#### [Input data]
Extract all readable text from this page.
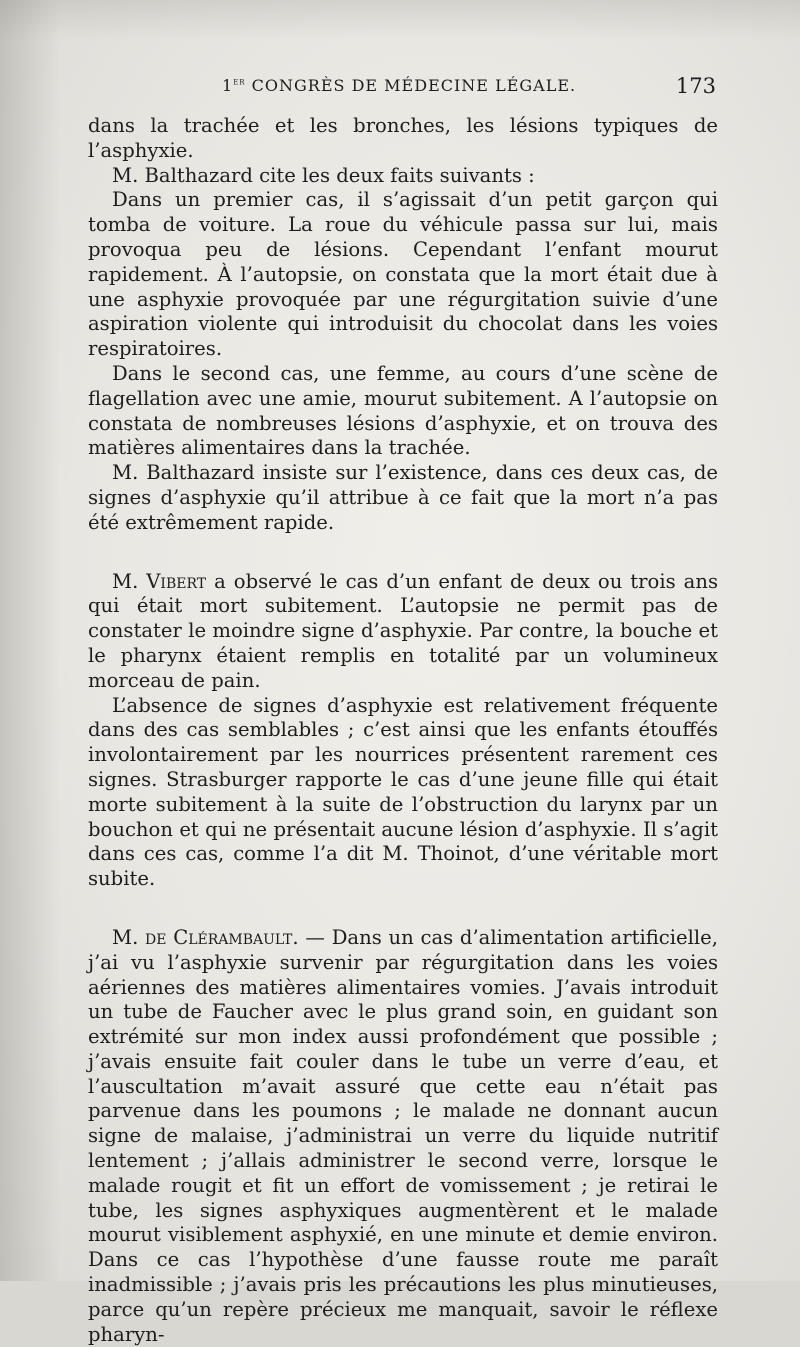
1er CONGRÈS DE MÉDECINE LÉGALE.	173

dans la trachée et les bronches, les lésions typiques de l’asphyxie.

M. Balthazard cite les deux faits suivants :

Dans un premier cas, il s’agissait d’un petit garçon qui tomba de voiture. La roue du véhicule passa sur lui, mais provoqua peu de lésions. Cependant l’enfant mourut rapidement. À l’autopsie, on constata que la mort était due à une asphyxie provoquée par une régurgitation suivie d’une aspiration violente qui introduisit du chocolat dans les voies respiratoires.

Dans le second cas, une femme, au cours d’une scène de flagellation avec une amie, mourut subitement. A l’autopsie on constata de nombreuses lésions d’asphyxie, et on trouva des matières alimentaires dans la trachée.

M. Balthazard insiste sur l’existence, dans ces deux cas, de signes d’asphyxie qu’il attribue à ce fait que la mort n’a pas été extrêmement rapide.

M. Vibert a observé le cas d’un enfant de deux ou trois ans qui était mort subitement. L’autopsie ne permit pas de constater le moindre signe d’asphyxie. Par contre, la bouche et le pharynx étaient remplis en totalité par un volumineux morceau de pain.

L’absence de signes d’asphyxie est relativement fréquente dans des cas semblables ; c’est ainsi que les enfants étouffés involontairement par les nourrices présentent rarement ces signes. Strasburger rapporte le cas d’une jeune fille qui était morte subitement à la suite de l’obstruction du larynx par un bouchon et qui ne présentait aucune lésion d’asphyxie. Il s’agit dans ces cas, comme l’a dit M. Thoinot, d’une véritable mort subite.

M. de Clérambault. — Dans un cas d’alimentation artificielle, j’ai vu l’asphyxie survenir par régurgitation dans les voies aériennes des matières alimentaires vomies. J’avais introduit un tube de Faucher avec le plus grand soin, en guidant son extrémité sur mon index aussi profondément que possible ; j’avais ensuite fait couler dans le tube un verre d’eau, et l’auscultation m’avait assuré que cette eau n’était pas parvenue dans les poumons ; le malade ne donnant aucun signe de malaise, j’administrai un verre du liquide nutritif lentement ; j’allais administrer le second verre, lorsque le malade rougit et fit un effort de vomissement ; je retirai le tube, les signes asphyxiques augmentèrent et le malade mourut visiblement asphyxié, en une minute et demie environ. Dans ce cas l’hypothèse d’une fausse route me paraît inadmissible ; j’avais pris les précautions les plus minutieuses, parce qu’un repère précieux me manquait, savoir le réflexe pharyn-
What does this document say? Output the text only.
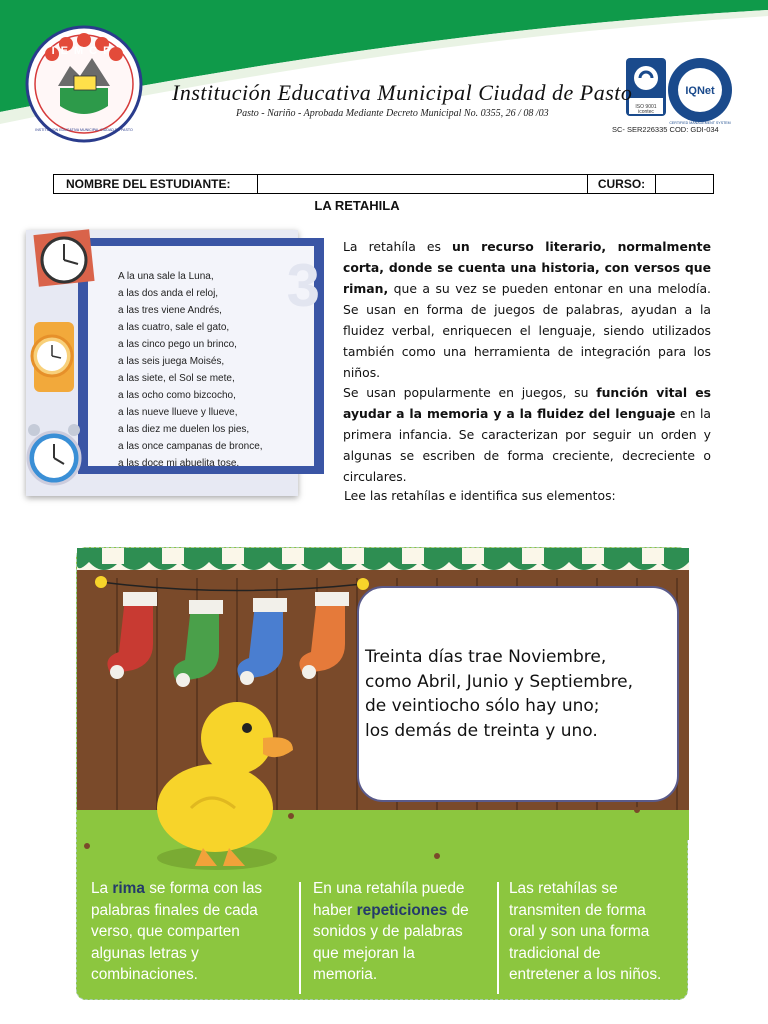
Institución Educativa Municipal Ciudad de Pasto
Pasto - Nariño - Aprobada Mediante Decreto Municipal No. 0355, 26 / 08 /03
SC- SER226335 COD: GDI-034
IEMCP
ISO 9001
icontec
IQNet
CERTIFIED MANAGEMENT SYSTEM
INSTITUCION EDUCATIVA MUNICIPAL CIUDAD DE PASTO
NOMBRE DEL ESTUDIANTE:	CURSO:
LA RETAHILA
3
A la una sale la Luna,
a las dos anda el reloj,
a las tres viene Andrés,
a las cuatro, sale el gato,
a las cinco pego un brinco,
a las seis juega Moisés,
a las siete, el Sol se mete,
a las ocho como bizcocho,
a las nueve llueve y llueve,
a las diez me duelen los pies,
a las once campanas de bronce,
a las doce mi abuelita tose.
La retahíla es un recurso literario, normalmente corta, donde se cuenta una historia, con versos que riman, que a su vez se pueden entonar en una melodía. Se usan en forma de juegos de palabras, ayudan a la fluidez verbal, enriquecen el lenguaje, siendo utilizados también como una herramienta de integración para los niños.
Se usan popularmente en juegos, su función vital es ayudar a la memoria y a la fluidez del lenguaje en la primera infancia. Se caracterizan por seguir un orden y algunas se escriben de forma creciente, decreciente o circulares.
Lee las retahílas e identifica sus elementos:
Treinta días trae Noviembre,
como Abril, Junio y Septiembre,
de veintiocho sólo hay uno;
los demás de treinta y uno.
La rima se forma con las
palabras finales de cada
verso, que comparten
algunas letras y
combinaciones.
En una retahíla puede
haber repeticiones de
sonidos y de palabras
que mejoran la
memoria.
Las retahílas se
transmiten de forma
oral y son una forma
tradicional de
entretener a los niños.
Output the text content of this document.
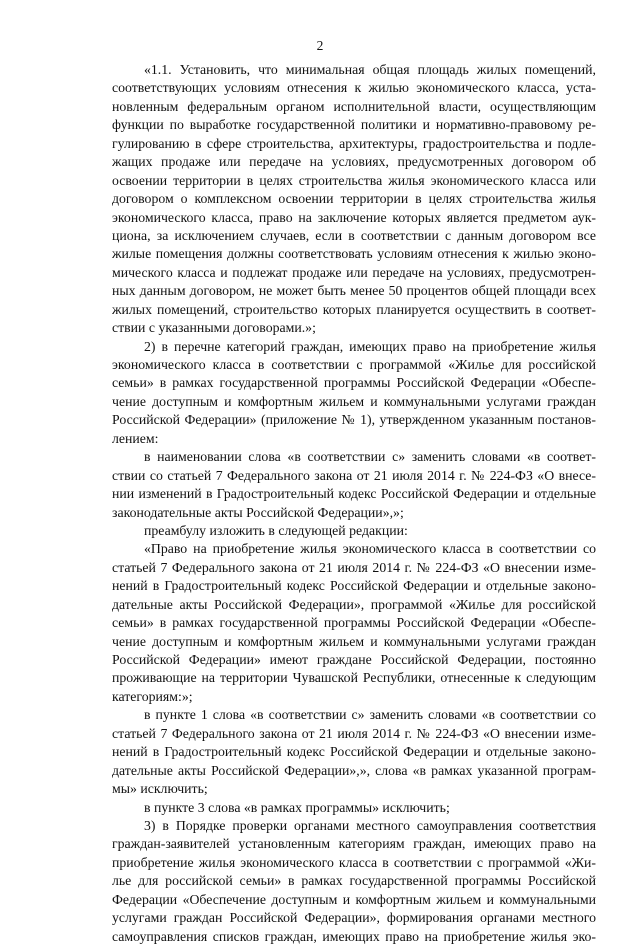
2
«1.1. Установить, что минимальная общая площадь жилых помещений,
соответствующих условиям отнесения к жилью экономического класса, уста-
новленным федеральным органом исполнительной власти, осуществляющим
функции по выработке государственной политики и нормативно-правовому ре-
гулированию в сфере строительства, архитектуры, градостроительства и подле-
жащих продаже или передаче на условиях, предусмотренных договором об
освоении территории в целях строительства жилья экономического класса или
договором о комплексном освоении территории в целях строительства жилья
экономического класса, право на заключение которых является предметом аук-
циона, за исключением случаев, если в соответствии с данным договором все
жилые помещения должны соответствовать условиям отнесения к жилью эконо-
мического класса и подлежат продаже или передаче на условиях, предусмотрен-
ных данным договором, не может быть менее 50 процентов общей площади всех
жилых помещений, строительство которых планируется осуществить в соответ-
ствии с указанными договорами.»;
2) в перечне категорий граждан, имеющих право на приобретение жилья
экономического класса в соответствии с программой «Жилье для российской
семьи» в рамках государственной программы Российской Федерации «Обеспе-
чение доступным и комфортным жильем и коммунальными услугами граждан
Российской Федерации» (приложение № 1), утвержденном указанным постанов-
лением:
в наименовании слова «в соответствии с» заменить словами «в соответ-
ствии со статьей 7 Федерального закона от 21 июля 2014 г. № 224-ФЗ «О внесе-
нии изменений в Градостроительный кодекс Российской Федерации и отдельные
законодательные акты Российской Федерации»,»;
преамбулу изложить в следующей редакции:
«Право на приобретение жилья экономического класса в соответствии со
статьей 7 Федерального закона от 21 июля 2014 г. № 224-ФЗ «О внесении изме-
нений в Градостроительный кодекс Российской Федерации и отдельные законо-
дательные акты Российской Федерации», программой «Жилье для российской
семьи» в рамках государственной программы Российской Федерации «Обеспе-
чение доступным и комфортным жильем и коммунальными услугами граждан
Российской Федерации» имеют граждане Российской Федерации, постоянно
проживающие на территории Чувашской Республики, отнесенные к следующим
категориям:»;
в пункте 1 слова «в соответствии с» заменить словами «в соответствии со
статьей 7 Федерального закона от 21 июля 2014 г. № 224-ФЗ «О внесении изме-
нений в Градостроительный кодекс Российской Федерации и отдельные законо-
дательные акты Российской Федерации»,», слова «в рамках указанной програм-
мы» исключить;
в пункте 3 слова «в рамках программы» исключить;
3) в Порядке проверки органами местного самоуправления соответствия
граждан-заявителей установленным категориям граждан, имеющих право на
приобретение жилья экономического класса в соответствии с программой «Жи-
лье для российской семьи» в рамках государственной программы Российской
Федерации «Обеспечение доступным и комфортным жильем и коммунальными
услугами граждан Российской Федерации», формирования органами местного
самоуправления списков граждан, имеющих право на приобретение жилья эко-
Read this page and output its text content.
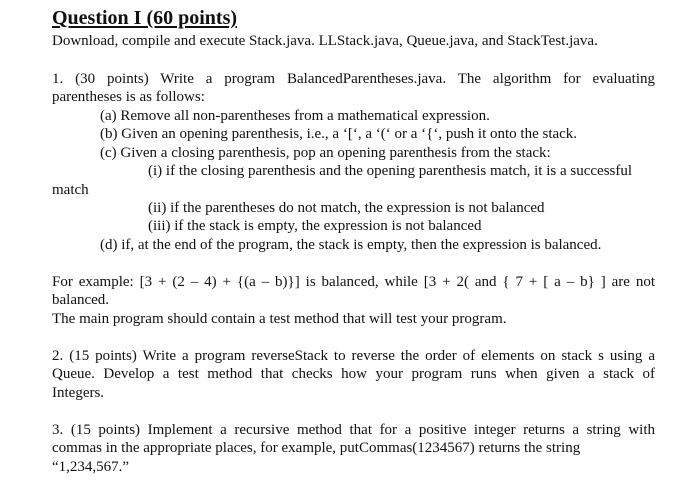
Question I (60 points)

Download, compile and execute Stack.java. LLStack.java, Queue.java, and StackTest.java.

1. (30 points) Write a program BalancedParentheses.java. The algorithm for evaluating

parentheses is as follows:

(a) Remove all non-parentheses from a mathematical expression.

(b) Given an opening parenthesis, i.e., a ‘[‘, a ‘(‘ or a ‘{‘, push it onto the stack.

(c) Given a closing parenthesis, pop an opening parenthesis from the stack:

(i) if the closing parenthesis and the opening parenthesis match, it is a successful

match

(ii) if the parentheses do not match, the expression is not balanced

(iii) if the stack is empty, the expression is not balanced

(d) if, at the end of the program, the stack is empty, then the expression is balanced.

For example: [3 + (2 – 4) + {(a – b)}] is balanced, while [3 + 2( and { 7 + [ a – b} ] are not

balanced.

The main program should contain a test method that will test your program.

2. (15 points) Write a program reverseStack to reverse the order of elements on stack s using a

Queue. Develop a test method that checks how your program runs when given a stack of

Integers.

3. (15 points) Implement a recursive method that for a positive integer returns a string with

commas in the appropriate places, for example, putCommas(1234567) returns the string

“1,234,567.”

#### [What you will do]
Copy, from the material, each line that holds the string "java".

#### [Complete answer]
Download, compile and execute Stack.java. LLStack.java, Queue.java, and StackTest.java.
1. (30 points) Write a program BalancedParentheses.java. The algorithm for evaluating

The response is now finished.